Figure data in JSON

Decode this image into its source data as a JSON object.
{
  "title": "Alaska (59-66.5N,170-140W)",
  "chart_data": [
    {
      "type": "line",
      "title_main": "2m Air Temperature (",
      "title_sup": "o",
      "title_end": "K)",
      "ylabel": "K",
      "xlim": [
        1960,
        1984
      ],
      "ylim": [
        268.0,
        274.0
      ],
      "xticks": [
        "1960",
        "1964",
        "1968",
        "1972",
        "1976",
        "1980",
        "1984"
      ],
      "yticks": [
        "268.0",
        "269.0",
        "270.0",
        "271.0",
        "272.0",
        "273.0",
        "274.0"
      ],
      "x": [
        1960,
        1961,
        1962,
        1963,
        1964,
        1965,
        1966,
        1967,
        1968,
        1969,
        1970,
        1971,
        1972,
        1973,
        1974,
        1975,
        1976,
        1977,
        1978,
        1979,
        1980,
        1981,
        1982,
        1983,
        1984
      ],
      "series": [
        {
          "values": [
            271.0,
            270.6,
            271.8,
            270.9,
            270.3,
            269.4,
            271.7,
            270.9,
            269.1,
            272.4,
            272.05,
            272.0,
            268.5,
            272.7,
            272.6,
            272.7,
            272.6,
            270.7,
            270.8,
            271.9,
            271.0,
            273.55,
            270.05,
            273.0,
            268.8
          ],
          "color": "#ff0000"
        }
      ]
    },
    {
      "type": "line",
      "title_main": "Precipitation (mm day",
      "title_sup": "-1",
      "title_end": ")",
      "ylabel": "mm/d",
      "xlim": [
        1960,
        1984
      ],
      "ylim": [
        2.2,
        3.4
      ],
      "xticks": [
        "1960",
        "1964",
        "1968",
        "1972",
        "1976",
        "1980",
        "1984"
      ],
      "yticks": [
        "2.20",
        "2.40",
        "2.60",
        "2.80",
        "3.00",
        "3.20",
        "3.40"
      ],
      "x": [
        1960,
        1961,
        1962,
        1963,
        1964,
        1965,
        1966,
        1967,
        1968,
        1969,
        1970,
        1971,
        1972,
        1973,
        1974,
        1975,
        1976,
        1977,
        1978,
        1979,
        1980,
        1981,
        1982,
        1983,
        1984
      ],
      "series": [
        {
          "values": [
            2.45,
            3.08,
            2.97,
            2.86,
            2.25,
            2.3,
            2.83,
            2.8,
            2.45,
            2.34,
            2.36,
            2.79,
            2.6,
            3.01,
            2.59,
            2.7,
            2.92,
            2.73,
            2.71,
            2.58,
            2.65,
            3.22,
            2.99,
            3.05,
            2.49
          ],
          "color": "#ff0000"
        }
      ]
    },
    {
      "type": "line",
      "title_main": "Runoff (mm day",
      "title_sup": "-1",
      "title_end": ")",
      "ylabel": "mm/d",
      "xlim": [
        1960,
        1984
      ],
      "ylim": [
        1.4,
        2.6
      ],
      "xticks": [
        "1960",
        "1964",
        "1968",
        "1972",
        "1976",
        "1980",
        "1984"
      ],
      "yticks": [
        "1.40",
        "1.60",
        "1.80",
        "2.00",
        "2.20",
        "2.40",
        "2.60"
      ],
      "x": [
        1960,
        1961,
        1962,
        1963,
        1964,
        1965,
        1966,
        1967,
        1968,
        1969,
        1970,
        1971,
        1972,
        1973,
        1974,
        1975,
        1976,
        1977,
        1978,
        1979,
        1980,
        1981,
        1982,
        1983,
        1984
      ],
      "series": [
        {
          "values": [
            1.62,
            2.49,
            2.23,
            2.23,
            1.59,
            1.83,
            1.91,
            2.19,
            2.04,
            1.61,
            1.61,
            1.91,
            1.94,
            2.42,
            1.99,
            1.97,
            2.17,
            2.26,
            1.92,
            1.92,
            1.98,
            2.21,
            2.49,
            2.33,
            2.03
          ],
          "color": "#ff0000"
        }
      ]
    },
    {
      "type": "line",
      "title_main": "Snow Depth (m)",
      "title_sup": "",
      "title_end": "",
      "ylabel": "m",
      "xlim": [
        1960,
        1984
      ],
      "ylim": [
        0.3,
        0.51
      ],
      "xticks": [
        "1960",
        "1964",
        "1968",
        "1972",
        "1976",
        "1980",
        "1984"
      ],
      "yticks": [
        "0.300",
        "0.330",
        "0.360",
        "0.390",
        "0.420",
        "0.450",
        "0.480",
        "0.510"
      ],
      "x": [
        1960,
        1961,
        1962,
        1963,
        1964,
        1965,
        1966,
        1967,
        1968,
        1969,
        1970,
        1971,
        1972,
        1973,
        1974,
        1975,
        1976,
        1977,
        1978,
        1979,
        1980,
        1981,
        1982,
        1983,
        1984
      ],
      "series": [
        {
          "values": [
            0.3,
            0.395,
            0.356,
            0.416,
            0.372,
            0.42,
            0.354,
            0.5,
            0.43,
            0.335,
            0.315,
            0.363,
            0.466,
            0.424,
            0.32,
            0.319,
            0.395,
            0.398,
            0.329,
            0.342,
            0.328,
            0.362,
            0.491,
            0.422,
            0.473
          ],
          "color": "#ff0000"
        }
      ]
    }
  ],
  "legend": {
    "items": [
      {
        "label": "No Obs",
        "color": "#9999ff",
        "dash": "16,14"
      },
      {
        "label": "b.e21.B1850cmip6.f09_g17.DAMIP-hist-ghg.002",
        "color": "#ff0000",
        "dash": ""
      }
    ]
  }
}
---
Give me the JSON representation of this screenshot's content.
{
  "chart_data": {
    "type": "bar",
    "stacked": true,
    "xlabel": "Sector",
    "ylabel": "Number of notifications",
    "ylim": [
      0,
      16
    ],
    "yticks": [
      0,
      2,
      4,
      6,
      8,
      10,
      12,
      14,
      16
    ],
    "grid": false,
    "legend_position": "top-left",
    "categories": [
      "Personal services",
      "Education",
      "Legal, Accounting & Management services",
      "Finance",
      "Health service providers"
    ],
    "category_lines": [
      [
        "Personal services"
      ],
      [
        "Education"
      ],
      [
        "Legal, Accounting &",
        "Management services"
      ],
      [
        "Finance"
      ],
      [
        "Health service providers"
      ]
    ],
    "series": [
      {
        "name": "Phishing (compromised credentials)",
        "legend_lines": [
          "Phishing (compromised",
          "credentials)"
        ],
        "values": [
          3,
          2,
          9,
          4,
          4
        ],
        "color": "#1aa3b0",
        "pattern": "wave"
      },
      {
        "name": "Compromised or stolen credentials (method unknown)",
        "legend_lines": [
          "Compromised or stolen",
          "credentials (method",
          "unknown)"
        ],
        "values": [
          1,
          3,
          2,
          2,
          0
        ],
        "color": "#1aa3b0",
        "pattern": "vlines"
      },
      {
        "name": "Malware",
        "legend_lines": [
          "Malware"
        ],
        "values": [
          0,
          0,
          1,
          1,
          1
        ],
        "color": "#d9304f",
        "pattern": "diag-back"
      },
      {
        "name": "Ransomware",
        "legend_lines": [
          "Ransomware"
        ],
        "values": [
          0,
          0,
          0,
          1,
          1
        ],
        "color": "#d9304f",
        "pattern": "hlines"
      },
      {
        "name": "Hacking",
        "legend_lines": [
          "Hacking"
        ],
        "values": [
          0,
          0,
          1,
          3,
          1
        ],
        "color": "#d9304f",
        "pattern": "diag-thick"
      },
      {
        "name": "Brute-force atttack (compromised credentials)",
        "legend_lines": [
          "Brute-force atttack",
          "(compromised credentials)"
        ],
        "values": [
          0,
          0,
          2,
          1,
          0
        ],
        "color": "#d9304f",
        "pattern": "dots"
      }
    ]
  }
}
---
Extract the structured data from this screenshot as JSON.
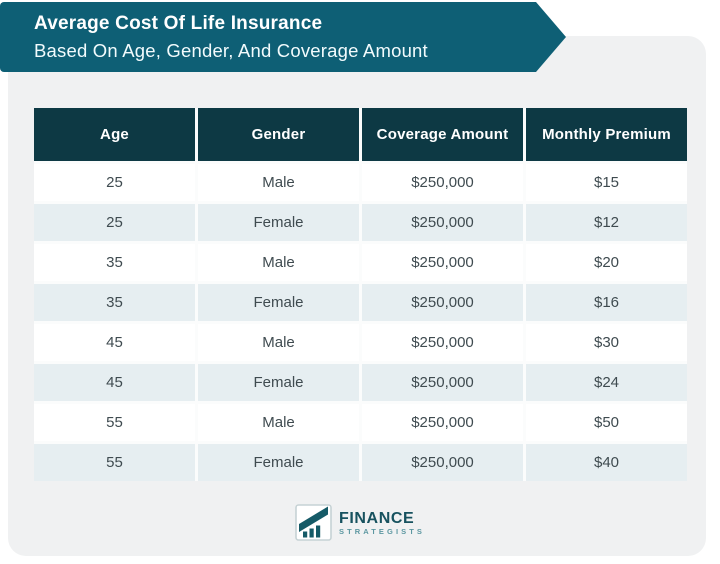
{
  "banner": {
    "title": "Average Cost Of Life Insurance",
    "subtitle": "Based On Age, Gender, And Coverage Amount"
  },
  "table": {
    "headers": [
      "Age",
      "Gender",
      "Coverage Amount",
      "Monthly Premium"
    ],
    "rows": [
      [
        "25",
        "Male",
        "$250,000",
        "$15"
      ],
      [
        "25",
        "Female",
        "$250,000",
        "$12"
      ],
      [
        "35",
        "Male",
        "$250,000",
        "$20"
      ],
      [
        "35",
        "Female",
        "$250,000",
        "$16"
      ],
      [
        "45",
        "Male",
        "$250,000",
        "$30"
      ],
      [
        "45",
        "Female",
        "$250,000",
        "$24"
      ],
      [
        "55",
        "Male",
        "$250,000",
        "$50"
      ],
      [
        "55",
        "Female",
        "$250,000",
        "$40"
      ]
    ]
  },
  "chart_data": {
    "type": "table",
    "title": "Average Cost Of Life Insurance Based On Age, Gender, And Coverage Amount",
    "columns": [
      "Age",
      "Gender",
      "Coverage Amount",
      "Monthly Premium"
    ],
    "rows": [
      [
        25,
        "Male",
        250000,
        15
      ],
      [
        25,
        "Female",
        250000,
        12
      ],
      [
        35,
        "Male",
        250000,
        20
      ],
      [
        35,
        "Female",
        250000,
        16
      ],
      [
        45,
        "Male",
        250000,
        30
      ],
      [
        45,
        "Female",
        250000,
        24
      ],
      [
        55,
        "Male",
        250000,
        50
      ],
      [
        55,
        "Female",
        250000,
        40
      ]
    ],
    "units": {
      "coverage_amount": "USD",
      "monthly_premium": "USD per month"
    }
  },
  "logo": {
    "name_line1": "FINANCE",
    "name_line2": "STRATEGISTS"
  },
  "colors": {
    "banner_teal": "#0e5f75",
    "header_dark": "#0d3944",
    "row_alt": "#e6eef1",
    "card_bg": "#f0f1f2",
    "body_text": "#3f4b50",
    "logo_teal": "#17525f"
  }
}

## PROBLEM DESCRIPTION
Go over the records above and tally each line that includes "Management". Give the total by itself.

## WRITTEN SOLUTION
2